* _Exercise text_
Start of Block

The data also show that ICS withdrawal is deleterious and ill-advised in a disease with a natural history of progressive decline necessitating increased pharmaceutical support. Those patients with more eosinophils should be targeted for early ICS therapy, and de-escalation should not be contemplated for them, they write.6

When the disease has progressed beyond the mild stage, dual BD and ICS, ideally in a single inhaler, are a compelling option for optimal therapeutic outcomes.6

COPD has a considerable impact on respiratory reserve and is associated with increasing morbidity. Optimal outcomes are best achieved with long-acting bronchodilators and ICS co-prescription, they conclude.6

Survival rates

The prognosis of COPD is determined by measuring forced expiratory volume in one second, a measure of airflow. Moreover, COPD can affect the prognosis of other diseases, such as covid-19, cancer, mental health conditions, cardiovascular diseases, gastrointestinal disorders, and musculoskeletal disorders.4

A recent 13-year follow-up study (n=37 930) conducted in Brazil Patient's survival rates at one and 10 years were 97.6% and 83.1%, respectively. The multivariate analysis showed that male patients, >65-years and underweight had an increased risk of mortality.7

Therapeutic regimens containing a BD in a free dose along with a fixed-dose combination of ICS and BD seem to be a protective factor when compared to other regimens.7

GOLD key messages5

  • Smoking cessation is key
  • Pharmacological therapy can reduce COPD symptoms, reduce the frequency and severity of exacerbations, improve overall health status and reduce the risk of mortality
  • Each pharmacological treatment regimen should be individualised and guided by the severity of symptoms, risk of exacerbations, side-effects, comorbidities, available drugs and cost, and the patient’s response to treatment, his/her preference and ability to use delivery devices
  • Inhaler techniques need to be assessed regularly
  • Patients with COPD should be vaccinated against Covid-19
  • Influenza and pneumococcal vaccines decrease the risk of lower respiratory tract infections
  • Pulmonary rehabilitation improves symptoms, quality of life across all grades of COPD
  • In patients with severe resting chronic hypoxemia, long-term oxygen therapy improves survival
  • In patients with stable COPD and resting or exercise-induced moderate desaturation, long-term oxygen therapy should not be prescribed routinely. However, individual patient factors must be considered when evaluating the patient’s need for supplemental oxygen
  • In patients with severe chronic hypercapnia and a history of hospitalisation for acute respiratory failure, long-term, non-invasive ventilation may decrease mortality and prevent rehospitalisation
  • In select patients with advanced emphysema refractory to optimised medical care, surgical or bronchoscopic interventional treatments may be beneficial
  • Palliative approaches are effective in controlling symptoms in advanced COPD.

End of Block

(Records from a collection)
Start of Block

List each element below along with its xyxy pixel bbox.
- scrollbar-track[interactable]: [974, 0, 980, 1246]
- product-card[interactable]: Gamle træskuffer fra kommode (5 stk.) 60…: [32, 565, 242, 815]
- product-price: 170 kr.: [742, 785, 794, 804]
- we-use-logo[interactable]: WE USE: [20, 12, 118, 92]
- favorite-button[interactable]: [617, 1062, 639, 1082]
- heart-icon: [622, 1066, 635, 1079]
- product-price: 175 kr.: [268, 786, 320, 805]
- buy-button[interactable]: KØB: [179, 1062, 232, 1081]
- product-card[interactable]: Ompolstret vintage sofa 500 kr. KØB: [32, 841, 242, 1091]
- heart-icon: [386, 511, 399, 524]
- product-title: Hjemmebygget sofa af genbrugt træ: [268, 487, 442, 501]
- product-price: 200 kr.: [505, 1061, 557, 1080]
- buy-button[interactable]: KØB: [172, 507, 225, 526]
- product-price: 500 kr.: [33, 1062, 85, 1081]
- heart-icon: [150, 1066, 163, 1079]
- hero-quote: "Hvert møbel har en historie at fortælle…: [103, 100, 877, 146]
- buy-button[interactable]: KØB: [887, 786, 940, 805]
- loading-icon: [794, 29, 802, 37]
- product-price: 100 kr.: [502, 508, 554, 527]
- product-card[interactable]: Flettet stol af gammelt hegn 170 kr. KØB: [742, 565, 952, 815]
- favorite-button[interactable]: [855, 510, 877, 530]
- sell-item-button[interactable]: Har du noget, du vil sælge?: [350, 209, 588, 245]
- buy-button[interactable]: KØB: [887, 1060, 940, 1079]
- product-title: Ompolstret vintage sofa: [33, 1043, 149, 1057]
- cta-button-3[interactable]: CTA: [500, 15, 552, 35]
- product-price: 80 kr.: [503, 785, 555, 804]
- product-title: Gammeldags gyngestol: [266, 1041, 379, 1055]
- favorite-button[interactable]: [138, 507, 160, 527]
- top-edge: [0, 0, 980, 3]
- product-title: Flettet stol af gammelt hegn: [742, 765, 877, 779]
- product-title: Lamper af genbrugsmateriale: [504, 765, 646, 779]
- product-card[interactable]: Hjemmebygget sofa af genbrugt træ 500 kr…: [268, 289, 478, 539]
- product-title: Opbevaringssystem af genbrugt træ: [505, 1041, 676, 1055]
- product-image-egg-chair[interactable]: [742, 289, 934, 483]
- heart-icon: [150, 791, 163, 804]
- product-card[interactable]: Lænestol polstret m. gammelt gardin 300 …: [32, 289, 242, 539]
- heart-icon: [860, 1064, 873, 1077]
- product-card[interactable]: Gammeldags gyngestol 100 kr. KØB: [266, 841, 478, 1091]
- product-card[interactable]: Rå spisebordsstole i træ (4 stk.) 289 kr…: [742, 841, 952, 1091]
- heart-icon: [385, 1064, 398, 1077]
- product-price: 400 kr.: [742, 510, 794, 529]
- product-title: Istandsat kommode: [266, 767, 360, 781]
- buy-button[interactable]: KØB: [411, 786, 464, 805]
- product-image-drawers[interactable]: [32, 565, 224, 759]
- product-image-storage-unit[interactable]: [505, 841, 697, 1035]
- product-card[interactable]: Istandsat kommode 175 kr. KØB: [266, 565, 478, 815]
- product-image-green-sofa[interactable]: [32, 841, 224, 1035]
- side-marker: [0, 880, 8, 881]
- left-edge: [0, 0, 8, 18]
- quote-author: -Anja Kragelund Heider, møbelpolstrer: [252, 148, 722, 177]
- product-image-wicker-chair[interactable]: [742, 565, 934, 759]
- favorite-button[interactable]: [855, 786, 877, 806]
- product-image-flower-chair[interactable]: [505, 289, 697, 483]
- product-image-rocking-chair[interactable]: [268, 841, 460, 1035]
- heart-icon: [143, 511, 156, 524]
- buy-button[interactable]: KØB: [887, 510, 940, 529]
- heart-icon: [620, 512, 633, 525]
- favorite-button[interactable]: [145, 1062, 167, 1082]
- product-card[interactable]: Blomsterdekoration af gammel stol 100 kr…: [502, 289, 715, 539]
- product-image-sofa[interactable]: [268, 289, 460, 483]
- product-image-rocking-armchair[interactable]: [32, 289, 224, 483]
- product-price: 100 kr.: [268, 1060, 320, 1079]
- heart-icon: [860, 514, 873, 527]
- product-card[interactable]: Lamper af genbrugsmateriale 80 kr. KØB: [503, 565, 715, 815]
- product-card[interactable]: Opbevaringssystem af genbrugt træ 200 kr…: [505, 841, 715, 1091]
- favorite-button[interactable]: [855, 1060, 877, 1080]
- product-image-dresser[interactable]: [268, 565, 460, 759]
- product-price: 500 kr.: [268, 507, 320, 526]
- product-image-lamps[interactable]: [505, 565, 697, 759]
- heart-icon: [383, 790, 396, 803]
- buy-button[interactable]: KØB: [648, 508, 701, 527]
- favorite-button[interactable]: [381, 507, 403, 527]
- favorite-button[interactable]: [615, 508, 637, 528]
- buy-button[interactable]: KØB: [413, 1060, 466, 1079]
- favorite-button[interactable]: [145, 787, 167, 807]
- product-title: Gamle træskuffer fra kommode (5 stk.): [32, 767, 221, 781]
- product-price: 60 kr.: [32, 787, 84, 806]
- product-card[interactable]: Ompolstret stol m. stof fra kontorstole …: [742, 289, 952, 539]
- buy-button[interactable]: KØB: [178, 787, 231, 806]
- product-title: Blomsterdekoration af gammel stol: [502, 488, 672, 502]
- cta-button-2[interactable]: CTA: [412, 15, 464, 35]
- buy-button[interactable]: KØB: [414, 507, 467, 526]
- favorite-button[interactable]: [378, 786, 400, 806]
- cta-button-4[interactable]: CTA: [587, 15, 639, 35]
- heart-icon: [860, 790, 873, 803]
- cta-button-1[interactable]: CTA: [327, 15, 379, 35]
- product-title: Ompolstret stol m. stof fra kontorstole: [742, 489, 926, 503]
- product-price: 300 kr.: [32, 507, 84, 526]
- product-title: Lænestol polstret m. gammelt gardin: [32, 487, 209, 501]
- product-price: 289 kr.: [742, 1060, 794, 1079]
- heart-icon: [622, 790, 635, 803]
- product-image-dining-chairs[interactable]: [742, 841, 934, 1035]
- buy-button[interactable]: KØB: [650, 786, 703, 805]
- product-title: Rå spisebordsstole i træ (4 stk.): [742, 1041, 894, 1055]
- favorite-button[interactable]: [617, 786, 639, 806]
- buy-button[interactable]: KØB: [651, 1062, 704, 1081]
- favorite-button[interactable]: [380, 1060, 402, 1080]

End of Block

According to the COPD text, how is the prognosis of COPD determined?

* _Finished exercise_
It is determined by measuring forced expiratory volume in one second, a measure of airflow.